>> Start
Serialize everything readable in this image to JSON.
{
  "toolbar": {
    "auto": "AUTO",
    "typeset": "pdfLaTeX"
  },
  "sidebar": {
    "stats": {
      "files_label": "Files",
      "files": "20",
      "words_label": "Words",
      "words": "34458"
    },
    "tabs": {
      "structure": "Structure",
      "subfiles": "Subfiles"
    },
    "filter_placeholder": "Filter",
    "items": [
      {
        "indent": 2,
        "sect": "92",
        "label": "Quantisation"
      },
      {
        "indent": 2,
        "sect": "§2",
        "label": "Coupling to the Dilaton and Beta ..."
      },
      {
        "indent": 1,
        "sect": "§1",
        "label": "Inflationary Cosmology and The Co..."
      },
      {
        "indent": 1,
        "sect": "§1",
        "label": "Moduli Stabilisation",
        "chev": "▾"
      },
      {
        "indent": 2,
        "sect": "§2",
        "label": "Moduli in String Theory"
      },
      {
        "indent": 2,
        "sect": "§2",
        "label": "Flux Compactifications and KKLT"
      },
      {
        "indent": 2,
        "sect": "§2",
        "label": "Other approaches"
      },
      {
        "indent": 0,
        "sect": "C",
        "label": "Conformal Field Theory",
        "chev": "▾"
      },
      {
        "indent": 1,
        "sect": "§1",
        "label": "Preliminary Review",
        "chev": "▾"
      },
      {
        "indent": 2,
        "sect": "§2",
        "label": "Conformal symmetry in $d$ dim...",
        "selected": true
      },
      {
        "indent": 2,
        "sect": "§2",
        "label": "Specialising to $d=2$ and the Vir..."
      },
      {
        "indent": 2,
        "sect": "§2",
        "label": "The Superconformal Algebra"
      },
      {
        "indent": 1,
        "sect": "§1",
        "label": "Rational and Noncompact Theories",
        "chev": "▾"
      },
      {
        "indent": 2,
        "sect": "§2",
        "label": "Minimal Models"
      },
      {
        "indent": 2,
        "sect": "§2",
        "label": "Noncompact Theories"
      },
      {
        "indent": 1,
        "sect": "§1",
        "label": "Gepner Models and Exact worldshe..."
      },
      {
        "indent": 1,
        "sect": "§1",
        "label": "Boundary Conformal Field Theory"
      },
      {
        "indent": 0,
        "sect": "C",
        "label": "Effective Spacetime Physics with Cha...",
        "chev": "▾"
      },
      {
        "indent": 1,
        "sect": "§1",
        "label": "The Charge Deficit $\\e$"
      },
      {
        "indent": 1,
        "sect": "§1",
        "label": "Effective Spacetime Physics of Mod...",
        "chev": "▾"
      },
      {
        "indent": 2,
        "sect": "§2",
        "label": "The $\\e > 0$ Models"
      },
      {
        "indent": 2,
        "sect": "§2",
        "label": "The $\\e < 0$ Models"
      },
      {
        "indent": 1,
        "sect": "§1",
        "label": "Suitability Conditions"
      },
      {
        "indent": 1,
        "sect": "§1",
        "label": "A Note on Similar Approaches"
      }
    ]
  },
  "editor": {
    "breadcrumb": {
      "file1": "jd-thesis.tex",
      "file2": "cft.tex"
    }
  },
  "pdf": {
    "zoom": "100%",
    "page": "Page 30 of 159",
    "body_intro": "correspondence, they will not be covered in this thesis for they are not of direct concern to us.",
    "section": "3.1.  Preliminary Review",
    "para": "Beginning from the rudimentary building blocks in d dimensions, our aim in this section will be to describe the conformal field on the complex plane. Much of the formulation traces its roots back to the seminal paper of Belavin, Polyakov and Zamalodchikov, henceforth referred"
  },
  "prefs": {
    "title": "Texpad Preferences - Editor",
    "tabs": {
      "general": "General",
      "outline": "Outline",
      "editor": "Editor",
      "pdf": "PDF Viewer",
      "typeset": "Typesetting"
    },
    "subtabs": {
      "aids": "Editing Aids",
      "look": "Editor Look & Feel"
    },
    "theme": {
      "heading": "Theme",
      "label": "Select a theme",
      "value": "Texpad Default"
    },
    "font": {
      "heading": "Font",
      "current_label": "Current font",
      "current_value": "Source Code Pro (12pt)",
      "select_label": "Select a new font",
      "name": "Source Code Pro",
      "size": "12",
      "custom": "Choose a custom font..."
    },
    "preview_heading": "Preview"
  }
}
>> End
[What you are asked to do]
Restate each record exactly as written.

[Exercise output]
Serialize everything readable in this image to JSON.
{
  "toolbar": {
    "auto": "AUTO",
    "typeset": "pdfLaTeX"
  },
  "sidebar": {
    "stats": {
      "files_label": "Files",
      "files": "20",
      "words_label": "Words",
      "words": "34458"
    },
    "tabs": {
      "structure": "Structure",
      "subfiles": "Subfiles"
    },
    "filter_placeholder": "Filter",
    "items": [
      {
        "indent": 2,
        "sect": "92",
        "label": "Quantisation"
      },
      {
        "indent": 2,
        "sect": "§2",
        "label": "Coupling to the Dilaton and Beta ..."
      },
      {
        "indent": 1,
        "sect": "§1",
        "label": "Inflationary Cosmology and The Co..."
      },
      {
        "indent": 1,
        "sect": "§1",
        "label": "Moduli Stabilisation",
        "chev": "▾"
      },
      {
        "indent": 2,
        "sect": "§2",
        "label": "Moduli in String Theory"
      },
      {
        "indent": 2,
        "sect": "§2",
        "label": "Flux Compactifications and KKLT"
      },
      {
        "indent": 2,
        "sect": "§2",
        "label": "Other approaches"
      },
      {
        "indent": 0,
        "sect": "C",
        "label": "Conformal Field Theory",
        "chev": "▾"
      },
      {
        "indent": 1,
        "sect": "§1",
        "label": "Preliminary Review",
        "chev": "▾"
      },
      {
        "indent": 2,
        "sect": "§2",
        "label": "Conformal symmetry in $d$ dim...",
        "selected": true
      },
      {
        "indent": 2,
        "sect": "§2",
        "label": "Specialising to $d=2$ and the Vir..."
      },
      {
        "indent": 2,
        "sect": "§2",
        "label": "The Superconformal Algebra"
      },
      {
        "indent": 1,
        "sect": "§1",
        "label": "Rational and Noncompact Theories",
        "chev": "▾"
      },
      {
        "indent": 2,
        "sect": "§2",
        "label": "Minimal Models"
      },
      {
        "indent": 2,
        "sect": "§2",
        "label": "Noncompact Theories"
      },
      {
        "indent": 1,
        "sect": "§1",
        "label": "Gepner Models and Exact worldshe..."
      },
      {
        "indent": 1,
        "sect": "§1",
        "label": "Boundary Conformal Field Theory"
      },
      {
        "indent": 0,
        "sect": "C",
        "label": "Effective Spacetime Physics with Cha...",
        "chev": "▾"
      },
      {
        "indent": 1,
        "sect": "§1",
        "label": "The Charge Deficit $\\e$"
      },
      {
        "indent": 1,
        "sect": "§1",
        "label": "Effective Spacetime Physics of Mod...",
        "chev": "▾"
      },
      {
        "indent": 2,
        "sect": "§2",
        "label": "The $\\e > 0$ Models"
      },
      {
        "indent": 2,
        "sect": "§2",
        "label": "The $\\e < 0$ Models"
      },
      {
        "indent": 1,
        "sect": "§1",
        "label": "Suitability Conditions"
      },
      {
        "indent": 1,
        "sect": "§1",
        "label": "A Note on Similar Approaches"
      }
    ]
  },
  "editor": {
    "breadcrumb": {
      "file1": "jd-thesis.tex",
      "file2": "cft.tex"
    }
  },
  "pdf": {
    "zoom": "100%",
    "page": "Page 30 of 159",
    "body_intro": "correspondence, they will not be covered in this thesis for they are not of direct concern to us.",
    "section": "3.1.  Preliminary Review",
    "para": "Beginning from the rudimentary building blocks in d dimensions, our aim in this section will be to describe the conformal field on the complex plane. Much of the formulation traces its roots back to the seminal paper of Belavin, Polyakov and Zamalodchikov, henceforth referred"
  },
  "prefs": {
    "title": "Texpad Preferences - Editor",
    "tabs": {
      "general": "General",
      "outline": "Outline",
      "editor": "Editor",
      "pdf": "PDF Viewer",
      "typeset": "Typesetting"
    },
    "subtabs": {
      "aids": "Editing Aids",
      "look": "Editor Look & Feel"
    },
    "theme": {
      "heading": "Theme",
      "label": "Select a theme",
      "value": "Texpad Default"
    },
    "font": {
      "heading": "Font",
      "current_label": "Current font",
      "current_value": "Source Code Pro (12pt)",
      "select_label": "Select a new font",
      "name": "Source Code Pro",
      "size": "12",
      "custom": "Choose a custom font..."
    },
    "preview_heading": "Preview"
  }
}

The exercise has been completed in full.